[PASSAGE GIVEN]:
## begin

# mainsail slides



## Billy654 (Jul 17, 2009)

While sailing this week-end (Catalina 30) I noticed one of the slides on the mainsail had broken. When I lowered the mainsail I found that all slides were made of plastic (7/8"). Can I replace these slides myself or do I have to take my mainsail to a sail loft for repair?


----------



## jackdale (Dec 1, 2008)

Billy654 said:


> While sailing this week-end (Catalina 30) I noticed one of the slides on the mainsail had broken. When I lowered the mainsail I found that all slides were made of plastic (7/8"). Can I replace these slides myself or do I have to take my mainsail to a sail loft for repair?


You should be able to repair this slides by sewing in new ones. I have done so; it is a bit labour intensive, but you will learn how to do minor repairs. Get /build a sail repair kit with needles, sail thread, a palm, pliers etc..


----------



## GreatWhite (Jan 30, 2007)

I have changed slides on my sails. Our slides were attached using a small piece of webbing that attached the slide to the sail. Removed the stitching through the webbing. Reused the webbing, replaced the slide. Do as Jackdale said and throw a few replacement stitches into the webbing an you are good to go!


----------



## pdqaltair (Nov 14, 2008)

Piece of cake.

Sail Rite has the parts and materials, much cheaper than WM or most others. I suggest the slugs with SS inserts; they are less breakage prone. They can be attached to the sails with 1/2 nylon webbing, 1/8" cord lashings, or shackles (which are more prone to wearing the sail).

## end

[MATERIAL SUPPLIED]:
## begin

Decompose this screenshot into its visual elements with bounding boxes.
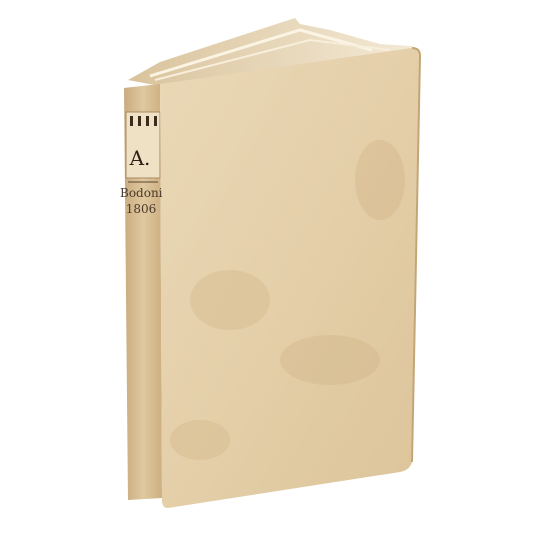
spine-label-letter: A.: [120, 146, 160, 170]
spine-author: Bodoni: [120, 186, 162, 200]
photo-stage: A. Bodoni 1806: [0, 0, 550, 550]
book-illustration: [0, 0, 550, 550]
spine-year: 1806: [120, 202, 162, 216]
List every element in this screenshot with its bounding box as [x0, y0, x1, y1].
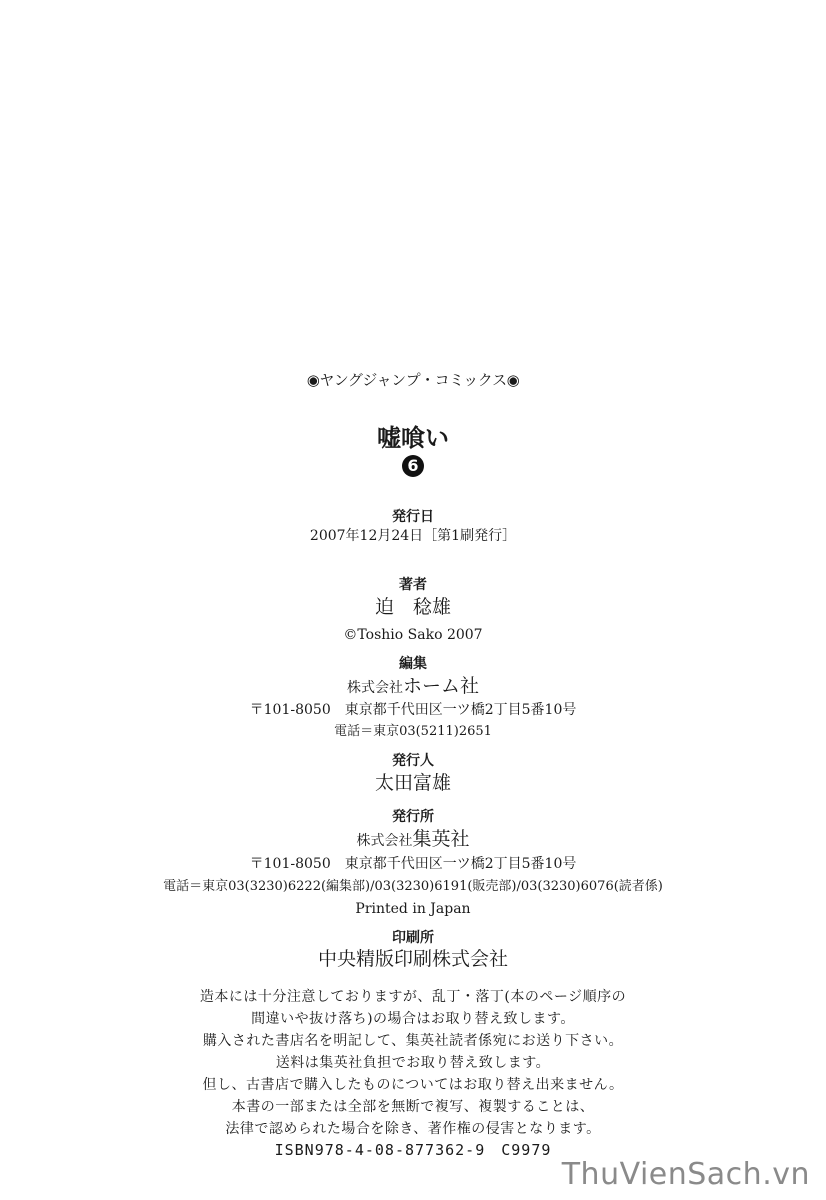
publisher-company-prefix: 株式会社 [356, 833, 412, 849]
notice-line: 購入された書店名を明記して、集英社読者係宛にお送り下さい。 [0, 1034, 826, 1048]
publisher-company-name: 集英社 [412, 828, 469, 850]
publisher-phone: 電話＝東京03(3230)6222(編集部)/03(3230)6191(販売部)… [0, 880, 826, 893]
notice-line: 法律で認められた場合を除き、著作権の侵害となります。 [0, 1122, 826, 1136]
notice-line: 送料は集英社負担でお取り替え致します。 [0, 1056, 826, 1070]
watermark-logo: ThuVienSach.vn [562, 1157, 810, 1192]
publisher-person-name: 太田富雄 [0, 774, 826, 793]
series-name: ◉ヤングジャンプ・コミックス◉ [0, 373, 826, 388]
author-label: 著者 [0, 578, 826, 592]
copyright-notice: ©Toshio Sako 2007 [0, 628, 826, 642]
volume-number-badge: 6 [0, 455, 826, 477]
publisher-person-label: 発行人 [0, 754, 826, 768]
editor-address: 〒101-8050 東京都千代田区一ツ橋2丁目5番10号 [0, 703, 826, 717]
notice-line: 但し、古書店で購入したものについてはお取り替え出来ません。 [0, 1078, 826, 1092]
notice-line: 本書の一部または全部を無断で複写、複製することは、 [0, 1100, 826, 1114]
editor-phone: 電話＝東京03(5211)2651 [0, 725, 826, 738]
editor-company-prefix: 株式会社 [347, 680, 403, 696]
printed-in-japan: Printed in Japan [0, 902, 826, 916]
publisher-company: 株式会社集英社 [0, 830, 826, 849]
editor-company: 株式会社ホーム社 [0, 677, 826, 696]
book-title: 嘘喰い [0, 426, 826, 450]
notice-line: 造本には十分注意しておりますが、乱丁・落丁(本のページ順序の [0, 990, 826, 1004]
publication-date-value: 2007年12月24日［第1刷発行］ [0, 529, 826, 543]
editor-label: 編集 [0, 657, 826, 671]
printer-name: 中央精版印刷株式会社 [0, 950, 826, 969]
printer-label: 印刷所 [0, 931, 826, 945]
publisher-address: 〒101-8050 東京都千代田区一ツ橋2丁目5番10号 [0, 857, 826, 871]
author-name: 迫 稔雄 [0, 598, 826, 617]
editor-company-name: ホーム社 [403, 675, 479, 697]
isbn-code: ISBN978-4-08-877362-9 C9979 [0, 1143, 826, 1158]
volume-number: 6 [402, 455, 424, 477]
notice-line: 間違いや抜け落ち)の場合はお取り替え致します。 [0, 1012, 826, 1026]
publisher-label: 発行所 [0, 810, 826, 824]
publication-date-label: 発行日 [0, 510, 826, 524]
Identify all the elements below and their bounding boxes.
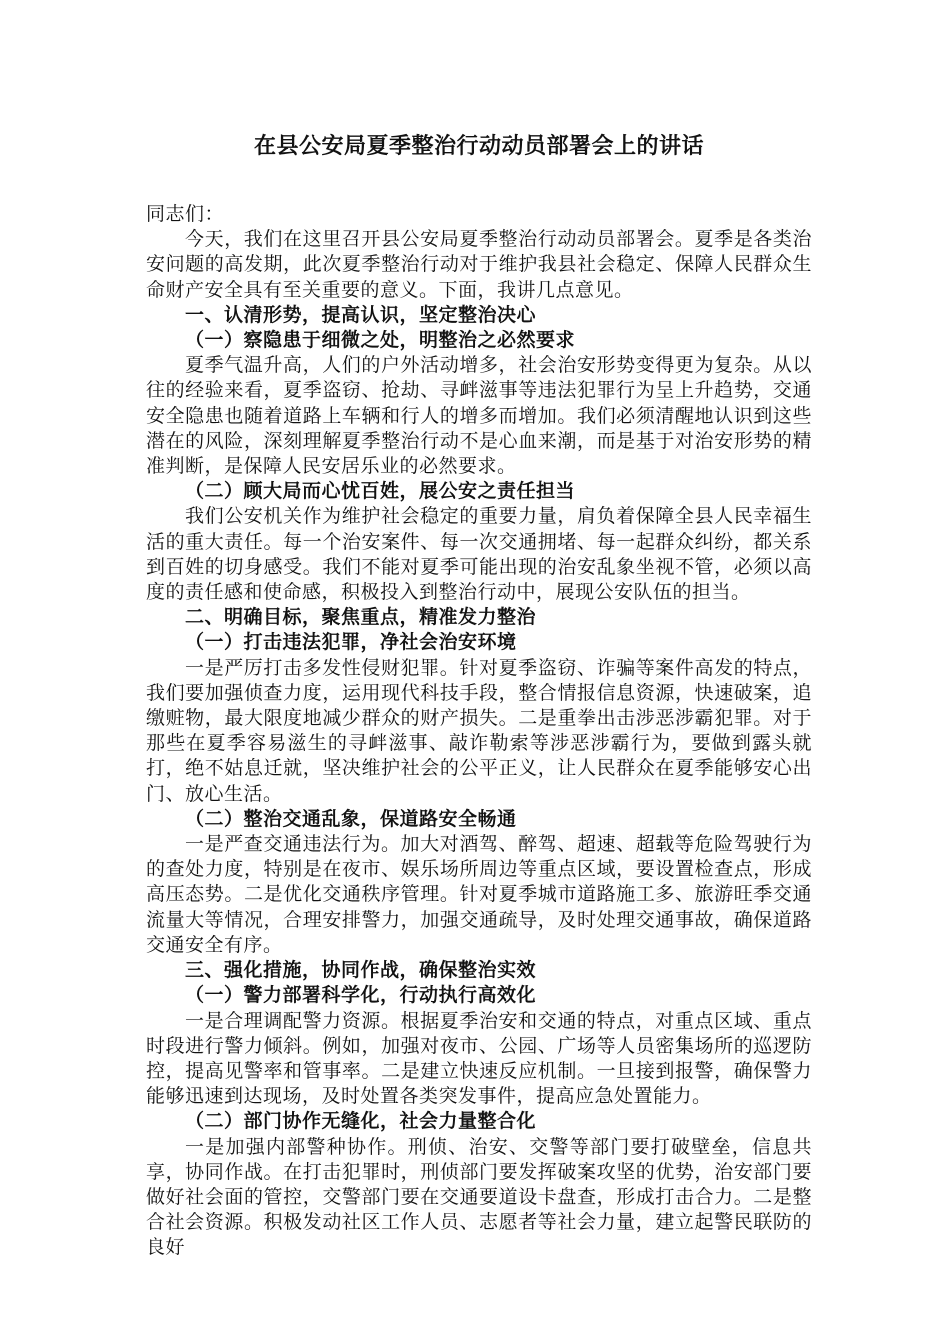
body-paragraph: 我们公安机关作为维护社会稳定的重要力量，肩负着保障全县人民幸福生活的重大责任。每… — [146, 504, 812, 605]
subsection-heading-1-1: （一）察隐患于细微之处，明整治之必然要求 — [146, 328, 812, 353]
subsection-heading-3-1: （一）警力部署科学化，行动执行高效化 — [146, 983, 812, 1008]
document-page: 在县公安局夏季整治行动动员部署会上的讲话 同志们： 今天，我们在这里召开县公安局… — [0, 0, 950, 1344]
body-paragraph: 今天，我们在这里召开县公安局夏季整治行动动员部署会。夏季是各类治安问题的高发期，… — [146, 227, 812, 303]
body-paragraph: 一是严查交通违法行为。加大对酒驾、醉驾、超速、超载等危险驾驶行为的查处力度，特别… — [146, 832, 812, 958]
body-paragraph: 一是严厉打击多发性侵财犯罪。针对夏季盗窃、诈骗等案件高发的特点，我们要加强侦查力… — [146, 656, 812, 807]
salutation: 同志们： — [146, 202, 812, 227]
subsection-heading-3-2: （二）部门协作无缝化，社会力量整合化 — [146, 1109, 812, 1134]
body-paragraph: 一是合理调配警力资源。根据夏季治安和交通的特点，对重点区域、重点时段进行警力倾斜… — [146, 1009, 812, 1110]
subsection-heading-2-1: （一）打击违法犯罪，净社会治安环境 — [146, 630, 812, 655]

## end

[OBJECTIVES]:
A) In the mainsail slides thread, which supplier does pdqaltair say has the parts and materials much cheaper than WM?
B) Convert everything in the records from the line containing "publisher-company-prefix: 株式会社 [356, 833, 412, 849]" down to the line containing "book-title: 嘘喰い [0, 426, 826, 450]" into a JSON list of strings, one string per line.

[TASK RESPONSES]:
A) Sail Rite

B)
[
  "publisher-company-prefix: 株式会社 [356, 833, 412, 849]",
  "notice-line: 購入された書店名を明記して、集英社読者係宛にお送り下さい。 [0, 1034, 826, 1048]",
  "publisher-company-name: 集英社 [412, 828, 469, 850]",
  "publisher-phone: 電話＝東京03(3230)6222(編集部)/03(3230)6191(販売部)… [0, 880, 826, 893]",
  "notice-line: 法律で認められた場合を除き、著作権の侵害となります。 [0, 1122, 826, 1136]",
  "notice-line: 送料は集英社負担でお取り替え致します。 [0, 1056, 826, 1070]",
  "watermark-logo: ThuVienSach.vn [562, 1157, 810, 1192]",
  "publisher-person-name: 太田富雄 [0, 774, 826, 793]",
  "series-name: ◉ヤングジャンプ・コミックス◉ [0, 373, 826, 388]",
  "author-label: 著者 [0, 578, 826, 592]",
  "copyright-notice: ©Toshio Sako 2007 [0, 628, 826, 642]",
  "volume-number-badge: 6 [0, 455, 826, 477]",
  "publisher-person-label: 発行人 [0, 754, 826, 768]",
  "editor-address: 〒101-8050 東京都千代田区一ツ橋2丁目5番10号 [0, 703, 826, 717]",
  "notice-line: 但し、古書店で購入したものについてはお取り替え出来ません。 [0, 1078, 826, 1092]",
  "notice-line: 本書の一部または全部を無断で複写、複製することは、 [0, 1100, 826, 1114]",
  "editor-phone: 電話＝東京03(5211)2651 [0, 725, 826, 738]",
  "editor-company-prefix: 株式会社 [347, 680, 403, 696]",
  "printed-in-japan: Printed in Japan [0, 902, 826, 916]",
  "publisher-company: 株式会社集英社 [0, 830, 826, 849]",
  "editor-company: 株式会社ホーム社 [0, 677, 826, 696]",
  "book-title: 嘘喰い [0, 426, 826, 450]"
]